## THE EXERCISE:
Pull each line holding "JSON" out of the entries below.

[Records]
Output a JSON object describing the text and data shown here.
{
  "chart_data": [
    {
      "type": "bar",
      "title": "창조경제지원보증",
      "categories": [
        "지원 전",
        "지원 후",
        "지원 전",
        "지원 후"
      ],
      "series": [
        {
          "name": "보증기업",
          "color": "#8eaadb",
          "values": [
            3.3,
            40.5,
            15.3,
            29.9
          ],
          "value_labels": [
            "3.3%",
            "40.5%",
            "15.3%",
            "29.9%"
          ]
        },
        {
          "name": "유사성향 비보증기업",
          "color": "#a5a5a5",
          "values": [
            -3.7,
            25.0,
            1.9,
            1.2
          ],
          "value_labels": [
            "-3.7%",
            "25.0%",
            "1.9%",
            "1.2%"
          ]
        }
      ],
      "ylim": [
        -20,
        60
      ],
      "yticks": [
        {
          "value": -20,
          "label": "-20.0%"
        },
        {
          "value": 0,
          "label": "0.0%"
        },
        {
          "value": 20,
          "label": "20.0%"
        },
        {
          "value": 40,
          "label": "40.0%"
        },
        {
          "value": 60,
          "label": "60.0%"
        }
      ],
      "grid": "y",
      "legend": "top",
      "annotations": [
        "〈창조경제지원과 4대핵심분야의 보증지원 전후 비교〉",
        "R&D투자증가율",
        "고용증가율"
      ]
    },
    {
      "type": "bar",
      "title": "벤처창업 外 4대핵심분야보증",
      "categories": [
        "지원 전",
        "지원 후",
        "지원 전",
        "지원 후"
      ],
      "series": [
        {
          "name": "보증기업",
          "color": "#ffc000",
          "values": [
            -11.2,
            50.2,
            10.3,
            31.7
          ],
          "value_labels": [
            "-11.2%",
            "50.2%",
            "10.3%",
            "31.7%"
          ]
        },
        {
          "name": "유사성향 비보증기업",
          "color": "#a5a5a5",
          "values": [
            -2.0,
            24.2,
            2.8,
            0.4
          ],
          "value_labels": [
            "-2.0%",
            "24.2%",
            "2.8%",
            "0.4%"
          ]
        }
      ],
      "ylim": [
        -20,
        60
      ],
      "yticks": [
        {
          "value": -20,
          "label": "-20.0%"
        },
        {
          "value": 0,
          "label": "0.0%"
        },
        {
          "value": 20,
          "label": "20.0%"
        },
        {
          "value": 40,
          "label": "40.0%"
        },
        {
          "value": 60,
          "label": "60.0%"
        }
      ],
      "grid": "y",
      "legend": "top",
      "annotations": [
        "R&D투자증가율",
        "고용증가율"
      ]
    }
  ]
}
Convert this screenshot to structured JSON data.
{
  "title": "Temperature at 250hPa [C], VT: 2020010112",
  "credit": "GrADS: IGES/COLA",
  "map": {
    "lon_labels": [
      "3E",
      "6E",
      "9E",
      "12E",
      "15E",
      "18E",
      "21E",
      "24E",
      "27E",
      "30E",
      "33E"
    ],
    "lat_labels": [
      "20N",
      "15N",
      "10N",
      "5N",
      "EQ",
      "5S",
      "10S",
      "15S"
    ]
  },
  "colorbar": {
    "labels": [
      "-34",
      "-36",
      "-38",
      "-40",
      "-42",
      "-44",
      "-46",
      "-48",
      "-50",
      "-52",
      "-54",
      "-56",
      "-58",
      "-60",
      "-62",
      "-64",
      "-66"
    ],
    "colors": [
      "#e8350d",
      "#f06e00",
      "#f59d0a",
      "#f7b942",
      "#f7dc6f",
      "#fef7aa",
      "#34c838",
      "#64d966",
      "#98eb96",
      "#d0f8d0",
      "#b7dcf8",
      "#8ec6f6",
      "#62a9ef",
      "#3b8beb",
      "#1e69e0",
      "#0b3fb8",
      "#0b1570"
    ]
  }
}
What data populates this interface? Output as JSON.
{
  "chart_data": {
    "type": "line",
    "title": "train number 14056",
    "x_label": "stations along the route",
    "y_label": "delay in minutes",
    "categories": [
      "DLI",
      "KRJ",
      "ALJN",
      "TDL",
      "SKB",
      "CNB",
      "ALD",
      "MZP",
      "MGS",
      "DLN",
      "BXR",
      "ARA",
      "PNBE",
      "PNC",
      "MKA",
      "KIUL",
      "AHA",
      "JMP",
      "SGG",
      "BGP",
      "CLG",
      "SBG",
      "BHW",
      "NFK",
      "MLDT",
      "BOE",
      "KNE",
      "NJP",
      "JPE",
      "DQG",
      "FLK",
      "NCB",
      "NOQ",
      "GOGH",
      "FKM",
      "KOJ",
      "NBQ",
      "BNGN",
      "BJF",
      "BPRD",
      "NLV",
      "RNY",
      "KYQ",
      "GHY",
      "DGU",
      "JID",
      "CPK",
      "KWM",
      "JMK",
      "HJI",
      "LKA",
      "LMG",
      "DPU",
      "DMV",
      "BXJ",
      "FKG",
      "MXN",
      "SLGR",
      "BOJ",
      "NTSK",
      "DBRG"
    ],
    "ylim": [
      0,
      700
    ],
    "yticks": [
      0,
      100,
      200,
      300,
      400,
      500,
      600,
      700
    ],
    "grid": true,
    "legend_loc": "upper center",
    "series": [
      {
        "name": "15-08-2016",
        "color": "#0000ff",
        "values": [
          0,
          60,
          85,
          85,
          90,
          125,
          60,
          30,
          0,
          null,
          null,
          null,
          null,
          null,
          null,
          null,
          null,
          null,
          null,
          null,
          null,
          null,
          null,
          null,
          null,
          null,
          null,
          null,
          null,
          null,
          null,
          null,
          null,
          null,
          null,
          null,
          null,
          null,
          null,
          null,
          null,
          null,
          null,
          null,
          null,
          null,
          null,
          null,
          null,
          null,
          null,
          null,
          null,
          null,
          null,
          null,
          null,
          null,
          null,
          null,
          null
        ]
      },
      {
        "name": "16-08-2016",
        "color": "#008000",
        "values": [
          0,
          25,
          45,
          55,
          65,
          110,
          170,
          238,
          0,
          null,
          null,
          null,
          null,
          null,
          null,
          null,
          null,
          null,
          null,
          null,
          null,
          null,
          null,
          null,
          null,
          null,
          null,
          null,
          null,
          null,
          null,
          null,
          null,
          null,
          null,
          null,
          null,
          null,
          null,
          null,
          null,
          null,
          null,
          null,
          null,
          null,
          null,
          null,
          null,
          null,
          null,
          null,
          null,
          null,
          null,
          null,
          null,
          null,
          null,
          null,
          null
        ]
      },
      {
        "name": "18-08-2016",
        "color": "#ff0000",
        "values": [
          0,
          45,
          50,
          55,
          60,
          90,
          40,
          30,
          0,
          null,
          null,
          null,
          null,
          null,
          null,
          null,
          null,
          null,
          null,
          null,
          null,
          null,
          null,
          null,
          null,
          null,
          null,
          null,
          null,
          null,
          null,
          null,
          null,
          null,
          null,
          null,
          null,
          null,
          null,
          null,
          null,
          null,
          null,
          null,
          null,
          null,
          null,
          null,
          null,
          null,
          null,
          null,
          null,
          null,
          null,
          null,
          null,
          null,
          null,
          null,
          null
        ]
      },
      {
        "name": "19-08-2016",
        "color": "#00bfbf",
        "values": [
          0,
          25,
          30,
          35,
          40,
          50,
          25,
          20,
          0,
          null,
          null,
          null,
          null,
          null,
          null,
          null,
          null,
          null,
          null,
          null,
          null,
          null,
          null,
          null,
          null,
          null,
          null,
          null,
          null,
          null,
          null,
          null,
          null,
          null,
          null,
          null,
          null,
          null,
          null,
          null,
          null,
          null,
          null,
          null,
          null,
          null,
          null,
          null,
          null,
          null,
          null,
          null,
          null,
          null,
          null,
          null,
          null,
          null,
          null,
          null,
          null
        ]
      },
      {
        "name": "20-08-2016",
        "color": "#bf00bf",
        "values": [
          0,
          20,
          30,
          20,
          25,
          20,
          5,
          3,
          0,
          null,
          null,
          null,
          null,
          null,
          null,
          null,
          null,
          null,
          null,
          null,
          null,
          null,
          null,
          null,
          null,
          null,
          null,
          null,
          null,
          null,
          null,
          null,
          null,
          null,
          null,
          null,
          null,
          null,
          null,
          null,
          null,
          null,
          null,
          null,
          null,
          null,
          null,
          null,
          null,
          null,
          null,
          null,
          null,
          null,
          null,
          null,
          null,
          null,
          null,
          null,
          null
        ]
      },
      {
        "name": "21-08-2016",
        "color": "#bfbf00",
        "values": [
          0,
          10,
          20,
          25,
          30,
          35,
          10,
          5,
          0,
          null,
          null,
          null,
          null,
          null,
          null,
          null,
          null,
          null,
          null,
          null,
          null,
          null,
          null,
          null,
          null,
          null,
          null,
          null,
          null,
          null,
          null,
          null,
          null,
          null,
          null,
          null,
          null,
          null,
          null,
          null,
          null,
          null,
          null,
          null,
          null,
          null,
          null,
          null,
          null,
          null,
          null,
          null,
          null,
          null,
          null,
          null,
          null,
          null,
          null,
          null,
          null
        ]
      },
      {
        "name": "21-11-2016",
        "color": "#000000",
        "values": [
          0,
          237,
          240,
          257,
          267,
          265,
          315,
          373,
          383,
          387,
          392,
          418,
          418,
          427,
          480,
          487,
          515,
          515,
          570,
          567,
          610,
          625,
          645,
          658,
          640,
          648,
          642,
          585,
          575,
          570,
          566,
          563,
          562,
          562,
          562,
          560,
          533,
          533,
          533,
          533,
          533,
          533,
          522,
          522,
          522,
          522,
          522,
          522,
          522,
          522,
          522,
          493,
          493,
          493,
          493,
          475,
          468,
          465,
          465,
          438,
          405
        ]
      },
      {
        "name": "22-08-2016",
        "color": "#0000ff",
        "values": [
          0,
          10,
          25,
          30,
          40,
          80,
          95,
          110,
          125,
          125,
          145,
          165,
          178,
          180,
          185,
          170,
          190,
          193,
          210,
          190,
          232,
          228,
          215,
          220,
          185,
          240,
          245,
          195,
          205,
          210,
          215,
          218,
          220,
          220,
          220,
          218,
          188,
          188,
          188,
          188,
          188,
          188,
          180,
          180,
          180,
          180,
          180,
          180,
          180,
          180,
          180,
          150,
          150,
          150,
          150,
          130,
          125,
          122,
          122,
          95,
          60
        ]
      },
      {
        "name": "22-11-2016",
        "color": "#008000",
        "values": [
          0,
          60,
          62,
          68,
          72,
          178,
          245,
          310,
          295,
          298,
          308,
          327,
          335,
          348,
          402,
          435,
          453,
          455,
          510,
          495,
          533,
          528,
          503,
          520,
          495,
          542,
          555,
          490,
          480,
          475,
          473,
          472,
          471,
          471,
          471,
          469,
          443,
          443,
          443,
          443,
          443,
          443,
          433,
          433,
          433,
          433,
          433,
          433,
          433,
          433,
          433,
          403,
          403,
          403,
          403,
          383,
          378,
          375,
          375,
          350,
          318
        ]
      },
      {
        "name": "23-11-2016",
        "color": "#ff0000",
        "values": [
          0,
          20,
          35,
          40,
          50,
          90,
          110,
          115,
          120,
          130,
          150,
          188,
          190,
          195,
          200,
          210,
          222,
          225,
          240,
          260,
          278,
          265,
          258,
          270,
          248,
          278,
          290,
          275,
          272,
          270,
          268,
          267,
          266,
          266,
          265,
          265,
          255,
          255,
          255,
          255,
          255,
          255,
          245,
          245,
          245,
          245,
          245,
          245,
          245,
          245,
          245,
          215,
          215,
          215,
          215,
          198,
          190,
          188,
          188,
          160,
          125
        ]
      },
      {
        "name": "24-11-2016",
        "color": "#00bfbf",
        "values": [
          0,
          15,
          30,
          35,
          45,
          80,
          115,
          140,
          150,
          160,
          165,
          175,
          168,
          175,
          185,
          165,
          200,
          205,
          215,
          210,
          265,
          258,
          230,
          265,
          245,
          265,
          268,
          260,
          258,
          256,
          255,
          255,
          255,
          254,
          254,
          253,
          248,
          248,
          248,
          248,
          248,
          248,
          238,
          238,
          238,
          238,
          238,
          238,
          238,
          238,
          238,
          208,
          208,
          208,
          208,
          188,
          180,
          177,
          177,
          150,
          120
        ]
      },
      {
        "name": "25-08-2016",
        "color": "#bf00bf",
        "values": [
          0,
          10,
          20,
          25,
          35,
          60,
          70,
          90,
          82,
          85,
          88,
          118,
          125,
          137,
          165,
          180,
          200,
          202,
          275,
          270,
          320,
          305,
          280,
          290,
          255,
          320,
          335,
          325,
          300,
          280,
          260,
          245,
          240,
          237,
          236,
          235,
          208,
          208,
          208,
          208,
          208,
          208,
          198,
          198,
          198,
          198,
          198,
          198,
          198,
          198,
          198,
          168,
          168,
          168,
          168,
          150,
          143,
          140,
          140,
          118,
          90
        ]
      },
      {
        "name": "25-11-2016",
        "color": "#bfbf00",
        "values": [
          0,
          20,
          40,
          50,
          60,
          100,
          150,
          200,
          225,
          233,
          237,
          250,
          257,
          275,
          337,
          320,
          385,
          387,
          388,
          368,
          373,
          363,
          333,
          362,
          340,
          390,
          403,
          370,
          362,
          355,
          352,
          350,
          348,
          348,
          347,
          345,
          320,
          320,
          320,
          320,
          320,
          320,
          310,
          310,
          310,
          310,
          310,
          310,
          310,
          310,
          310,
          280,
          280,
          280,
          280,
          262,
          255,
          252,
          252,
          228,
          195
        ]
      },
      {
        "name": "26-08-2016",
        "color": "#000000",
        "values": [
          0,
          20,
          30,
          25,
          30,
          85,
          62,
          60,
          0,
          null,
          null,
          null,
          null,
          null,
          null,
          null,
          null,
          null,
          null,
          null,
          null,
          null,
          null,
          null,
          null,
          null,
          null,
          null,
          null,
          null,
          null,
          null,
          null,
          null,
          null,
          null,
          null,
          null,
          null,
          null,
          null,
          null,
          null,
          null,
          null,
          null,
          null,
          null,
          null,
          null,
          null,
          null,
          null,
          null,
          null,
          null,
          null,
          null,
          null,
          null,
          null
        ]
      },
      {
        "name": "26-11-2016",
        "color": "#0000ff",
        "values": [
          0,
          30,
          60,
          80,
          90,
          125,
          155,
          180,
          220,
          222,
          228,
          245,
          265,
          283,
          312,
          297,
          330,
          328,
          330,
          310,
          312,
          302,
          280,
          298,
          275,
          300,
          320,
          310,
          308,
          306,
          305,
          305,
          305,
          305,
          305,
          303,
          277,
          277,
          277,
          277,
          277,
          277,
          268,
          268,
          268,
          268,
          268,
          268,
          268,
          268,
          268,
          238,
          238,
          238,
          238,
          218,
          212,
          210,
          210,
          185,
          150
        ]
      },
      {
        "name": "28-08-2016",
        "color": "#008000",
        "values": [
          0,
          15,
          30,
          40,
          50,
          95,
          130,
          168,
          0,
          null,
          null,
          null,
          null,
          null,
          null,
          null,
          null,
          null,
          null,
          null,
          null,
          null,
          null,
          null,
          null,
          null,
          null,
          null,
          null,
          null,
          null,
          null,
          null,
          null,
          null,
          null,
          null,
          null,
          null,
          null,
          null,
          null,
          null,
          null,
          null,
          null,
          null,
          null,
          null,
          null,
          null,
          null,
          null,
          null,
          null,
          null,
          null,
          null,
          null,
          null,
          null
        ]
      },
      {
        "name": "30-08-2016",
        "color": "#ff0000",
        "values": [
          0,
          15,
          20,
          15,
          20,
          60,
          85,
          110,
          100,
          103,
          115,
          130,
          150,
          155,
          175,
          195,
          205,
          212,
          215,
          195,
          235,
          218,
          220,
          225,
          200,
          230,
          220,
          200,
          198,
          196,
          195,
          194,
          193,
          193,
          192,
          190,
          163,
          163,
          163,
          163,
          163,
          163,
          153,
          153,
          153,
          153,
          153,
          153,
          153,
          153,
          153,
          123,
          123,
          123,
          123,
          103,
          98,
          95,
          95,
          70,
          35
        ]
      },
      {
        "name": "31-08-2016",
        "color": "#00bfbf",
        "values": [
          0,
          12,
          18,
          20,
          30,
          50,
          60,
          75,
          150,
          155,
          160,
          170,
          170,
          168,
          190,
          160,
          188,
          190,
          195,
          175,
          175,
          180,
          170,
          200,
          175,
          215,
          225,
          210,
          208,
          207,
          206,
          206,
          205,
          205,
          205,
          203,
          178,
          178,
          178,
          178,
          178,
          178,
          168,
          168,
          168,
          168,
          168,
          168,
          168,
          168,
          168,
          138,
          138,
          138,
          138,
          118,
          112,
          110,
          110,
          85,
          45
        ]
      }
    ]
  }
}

## RESPONSE FOR THIS EXERCISE:
Output a JSON object describing the text and data shown here.
Convert this screenshot to structured JSON data.
What data populates this interface? Output as JSON.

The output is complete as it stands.